(Dataset rows)
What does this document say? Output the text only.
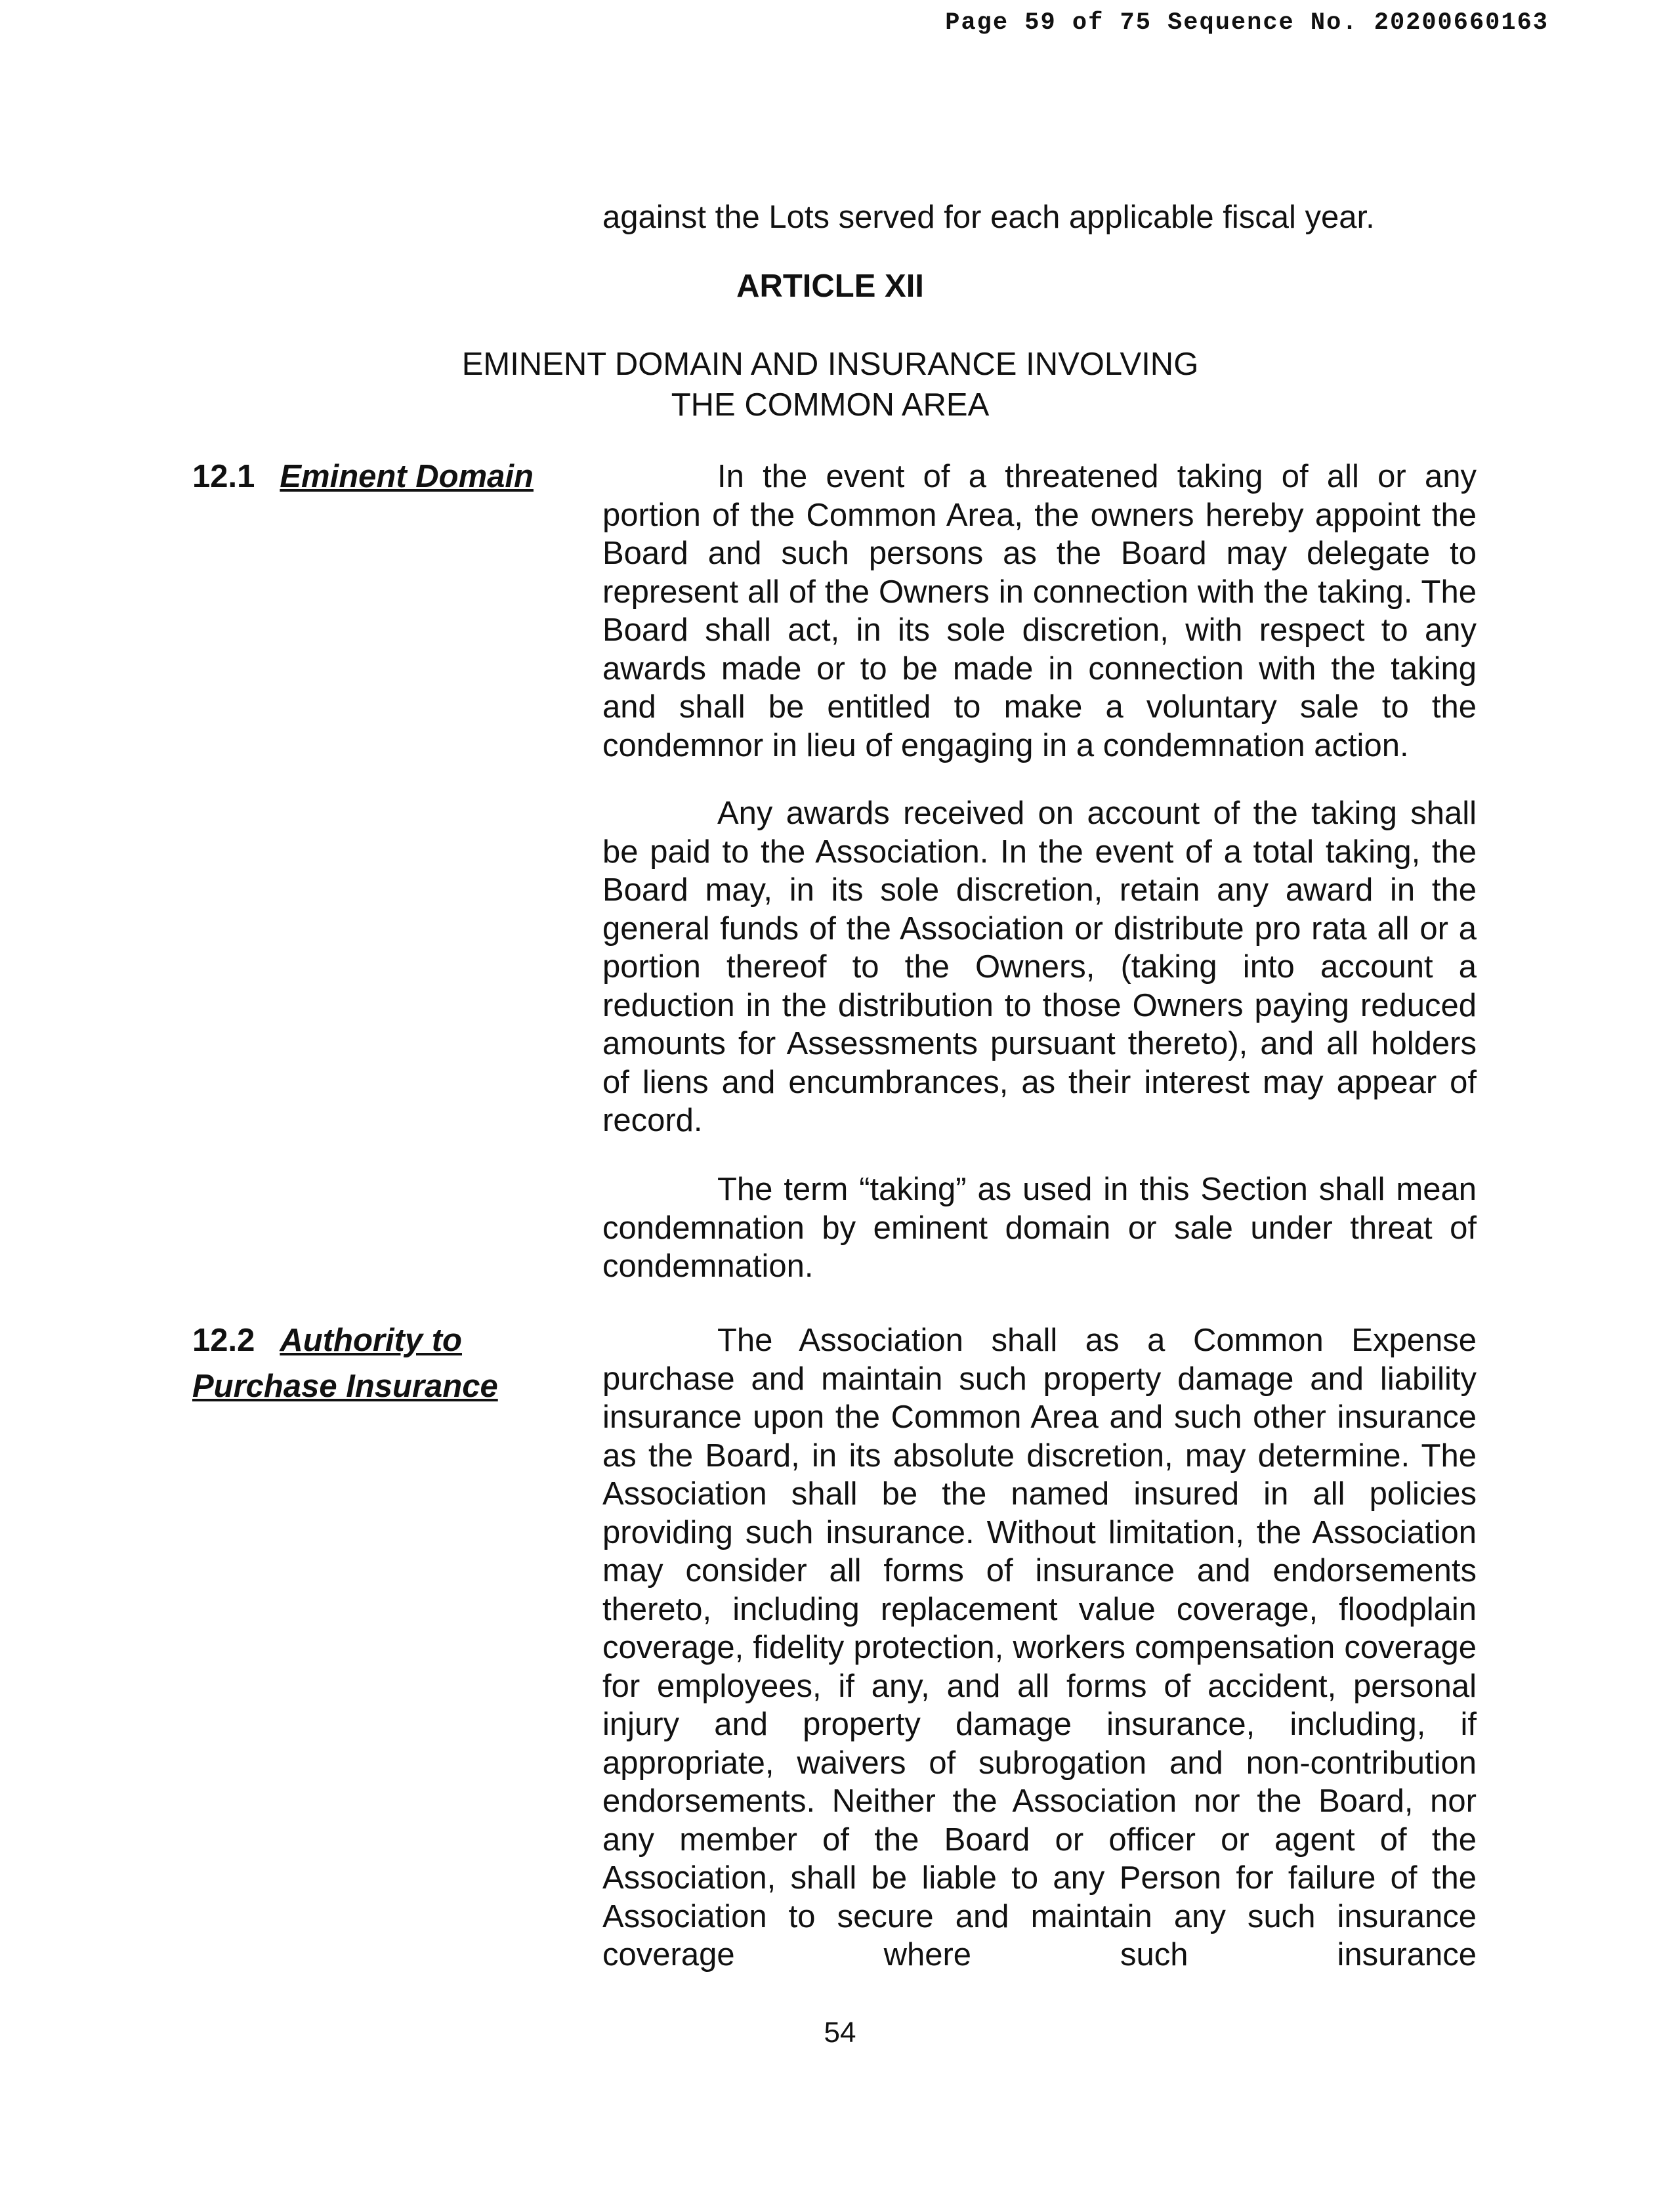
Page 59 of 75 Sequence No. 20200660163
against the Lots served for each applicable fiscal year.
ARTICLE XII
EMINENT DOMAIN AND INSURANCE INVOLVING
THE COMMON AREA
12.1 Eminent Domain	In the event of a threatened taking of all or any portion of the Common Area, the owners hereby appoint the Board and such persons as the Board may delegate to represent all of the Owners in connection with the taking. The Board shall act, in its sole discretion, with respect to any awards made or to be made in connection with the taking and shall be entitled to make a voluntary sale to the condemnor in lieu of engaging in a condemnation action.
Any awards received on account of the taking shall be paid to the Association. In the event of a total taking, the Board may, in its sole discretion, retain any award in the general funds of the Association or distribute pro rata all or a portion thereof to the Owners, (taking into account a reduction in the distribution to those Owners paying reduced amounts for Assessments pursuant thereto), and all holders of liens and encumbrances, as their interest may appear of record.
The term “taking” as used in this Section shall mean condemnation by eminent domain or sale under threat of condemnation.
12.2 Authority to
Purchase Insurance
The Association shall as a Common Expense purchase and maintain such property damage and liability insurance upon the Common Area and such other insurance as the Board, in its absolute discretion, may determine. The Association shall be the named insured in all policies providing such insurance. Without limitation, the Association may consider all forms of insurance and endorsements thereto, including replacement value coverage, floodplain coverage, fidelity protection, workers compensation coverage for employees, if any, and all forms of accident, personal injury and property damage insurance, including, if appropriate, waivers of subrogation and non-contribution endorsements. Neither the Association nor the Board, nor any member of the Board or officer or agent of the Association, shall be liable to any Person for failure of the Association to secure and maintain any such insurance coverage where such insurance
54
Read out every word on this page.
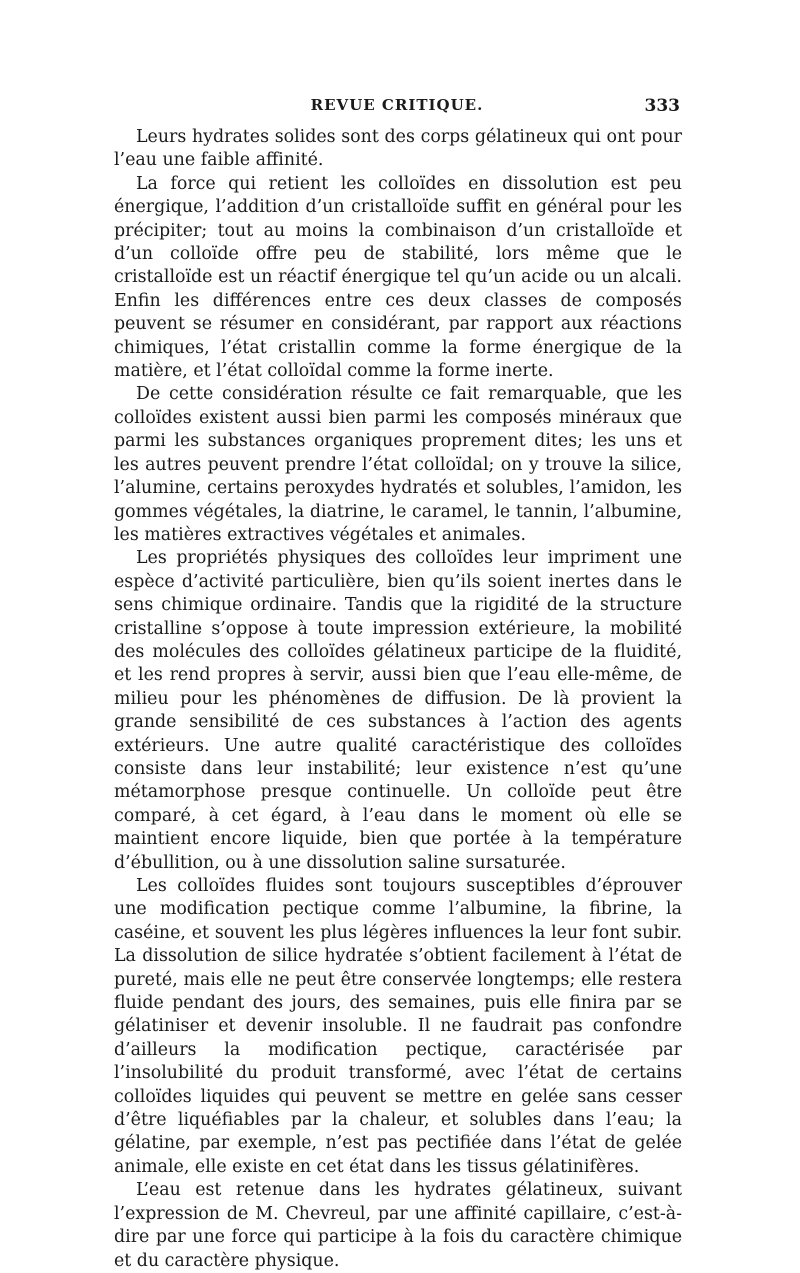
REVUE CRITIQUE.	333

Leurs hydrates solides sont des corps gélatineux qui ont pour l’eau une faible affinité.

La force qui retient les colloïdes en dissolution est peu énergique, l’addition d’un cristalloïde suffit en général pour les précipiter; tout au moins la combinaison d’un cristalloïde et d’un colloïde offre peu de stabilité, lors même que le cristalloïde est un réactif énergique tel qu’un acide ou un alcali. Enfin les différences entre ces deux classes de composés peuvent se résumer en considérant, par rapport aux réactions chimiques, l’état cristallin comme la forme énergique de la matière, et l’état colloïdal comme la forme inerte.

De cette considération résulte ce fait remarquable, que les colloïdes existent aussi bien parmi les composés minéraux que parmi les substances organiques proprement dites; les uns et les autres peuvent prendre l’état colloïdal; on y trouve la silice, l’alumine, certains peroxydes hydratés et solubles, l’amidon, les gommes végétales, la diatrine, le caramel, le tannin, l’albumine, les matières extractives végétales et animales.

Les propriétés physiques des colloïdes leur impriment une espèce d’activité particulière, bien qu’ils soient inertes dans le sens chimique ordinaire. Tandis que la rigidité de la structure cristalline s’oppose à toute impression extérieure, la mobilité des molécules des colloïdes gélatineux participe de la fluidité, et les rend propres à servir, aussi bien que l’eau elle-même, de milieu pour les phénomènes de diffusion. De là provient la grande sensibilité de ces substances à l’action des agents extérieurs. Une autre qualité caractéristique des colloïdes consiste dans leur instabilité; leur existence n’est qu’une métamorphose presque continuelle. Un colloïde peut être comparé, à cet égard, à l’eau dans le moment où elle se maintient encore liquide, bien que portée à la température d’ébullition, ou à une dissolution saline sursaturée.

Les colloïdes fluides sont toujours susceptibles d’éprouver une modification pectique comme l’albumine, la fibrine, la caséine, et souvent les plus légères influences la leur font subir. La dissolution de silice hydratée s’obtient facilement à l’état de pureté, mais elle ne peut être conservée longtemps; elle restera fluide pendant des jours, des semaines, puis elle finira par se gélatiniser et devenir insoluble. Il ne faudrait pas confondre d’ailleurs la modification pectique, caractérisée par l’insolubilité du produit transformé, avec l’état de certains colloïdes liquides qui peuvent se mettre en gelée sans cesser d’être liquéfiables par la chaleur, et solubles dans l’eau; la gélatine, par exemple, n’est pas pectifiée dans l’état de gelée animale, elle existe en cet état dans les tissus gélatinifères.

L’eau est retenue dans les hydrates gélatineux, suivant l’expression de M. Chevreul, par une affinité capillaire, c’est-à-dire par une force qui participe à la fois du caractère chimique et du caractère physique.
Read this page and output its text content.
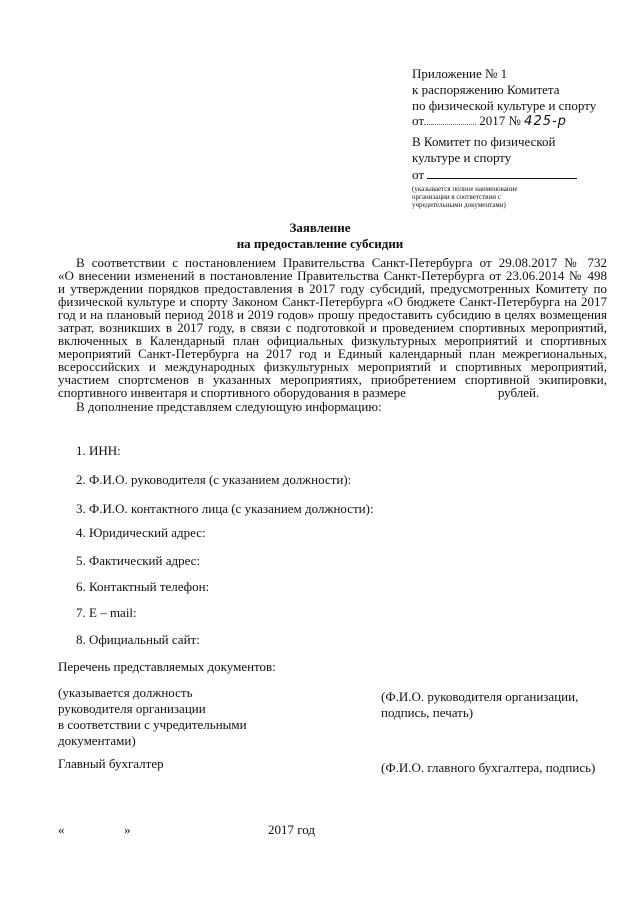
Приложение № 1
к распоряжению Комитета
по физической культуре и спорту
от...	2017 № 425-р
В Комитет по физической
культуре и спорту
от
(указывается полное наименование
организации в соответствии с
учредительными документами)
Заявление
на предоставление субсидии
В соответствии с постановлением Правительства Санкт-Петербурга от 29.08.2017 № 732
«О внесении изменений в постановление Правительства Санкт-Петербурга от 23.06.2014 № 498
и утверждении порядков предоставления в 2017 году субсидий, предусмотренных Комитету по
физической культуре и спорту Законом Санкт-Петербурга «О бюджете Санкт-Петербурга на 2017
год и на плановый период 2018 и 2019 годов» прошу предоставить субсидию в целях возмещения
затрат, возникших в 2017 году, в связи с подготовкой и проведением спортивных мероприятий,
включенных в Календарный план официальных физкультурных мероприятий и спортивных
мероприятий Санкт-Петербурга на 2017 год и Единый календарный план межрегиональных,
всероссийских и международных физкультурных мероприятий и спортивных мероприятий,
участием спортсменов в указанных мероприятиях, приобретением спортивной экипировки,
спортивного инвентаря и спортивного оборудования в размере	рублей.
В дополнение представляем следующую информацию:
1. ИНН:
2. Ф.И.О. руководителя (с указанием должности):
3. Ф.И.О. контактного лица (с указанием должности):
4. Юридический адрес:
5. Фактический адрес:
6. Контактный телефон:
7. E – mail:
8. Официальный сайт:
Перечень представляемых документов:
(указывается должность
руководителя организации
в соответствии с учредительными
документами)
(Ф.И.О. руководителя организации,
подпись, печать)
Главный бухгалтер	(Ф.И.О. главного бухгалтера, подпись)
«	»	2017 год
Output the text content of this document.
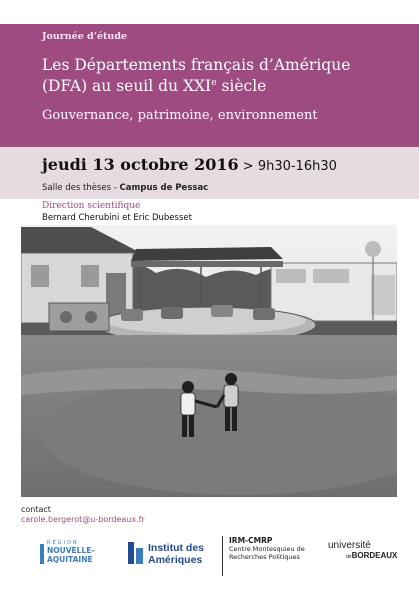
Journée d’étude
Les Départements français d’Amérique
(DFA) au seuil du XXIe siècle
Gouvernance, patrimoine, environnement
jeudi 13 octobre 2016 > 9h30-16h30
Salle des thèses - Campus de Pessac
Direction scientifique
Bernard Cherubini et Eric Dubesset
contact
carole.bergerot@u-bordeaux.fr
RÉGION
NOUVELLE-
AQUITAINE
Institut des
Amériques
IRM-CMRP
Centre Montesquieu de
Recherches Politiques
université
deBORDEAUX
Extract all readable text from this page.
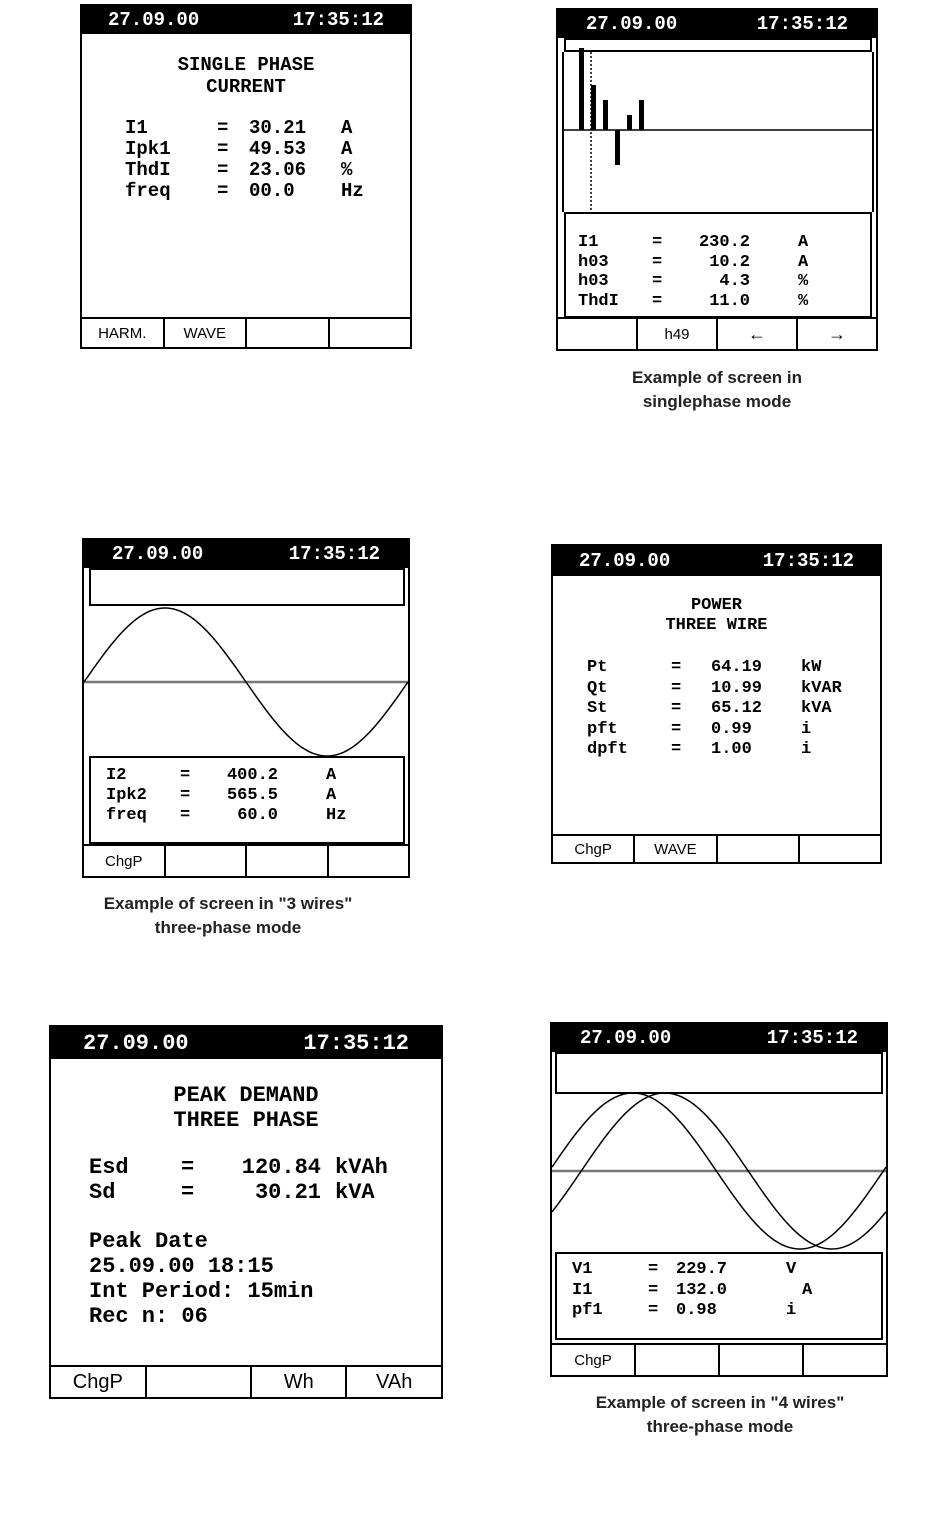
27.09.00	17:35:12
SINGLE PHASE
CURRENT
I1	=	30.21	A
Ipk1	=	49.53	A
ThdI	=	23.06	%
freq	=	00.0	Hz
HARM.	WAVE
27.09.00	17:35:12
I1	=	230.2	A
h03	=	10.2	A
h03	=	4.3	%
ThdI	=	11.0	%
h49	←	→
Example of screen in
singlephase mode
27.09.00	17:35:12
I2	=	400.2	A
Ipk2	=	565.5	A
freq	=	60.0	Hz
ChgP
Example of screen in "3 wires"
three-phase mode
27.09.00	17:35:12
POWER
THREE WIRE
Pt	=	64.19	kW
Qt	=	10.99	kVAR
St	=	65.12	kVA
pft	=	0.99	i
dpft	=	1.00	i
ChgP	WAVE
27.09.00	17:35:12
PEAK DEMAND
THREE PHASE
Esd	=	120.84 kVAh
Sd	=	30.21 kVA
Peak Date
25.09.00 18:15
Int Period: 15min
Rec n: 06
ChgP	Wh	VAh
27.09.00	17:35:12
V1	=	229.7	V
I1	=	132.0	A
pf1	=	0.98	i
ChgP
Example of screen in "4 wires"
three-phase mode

- [Problem statement]
Lines containing the word "affinité" must all be returned from the material above.

- [Reply]
Leurs hydrates solides sont des corps gélatineux qui ont pour l’eau une faible affinité.
L’eau est retenue dans les hydrates gélatineux, suivant l’expression de M. Chevreul, par une affinité capillaire, c’est-à-dire par une force qui participe à la fois du caractère chimique et du caractère physique.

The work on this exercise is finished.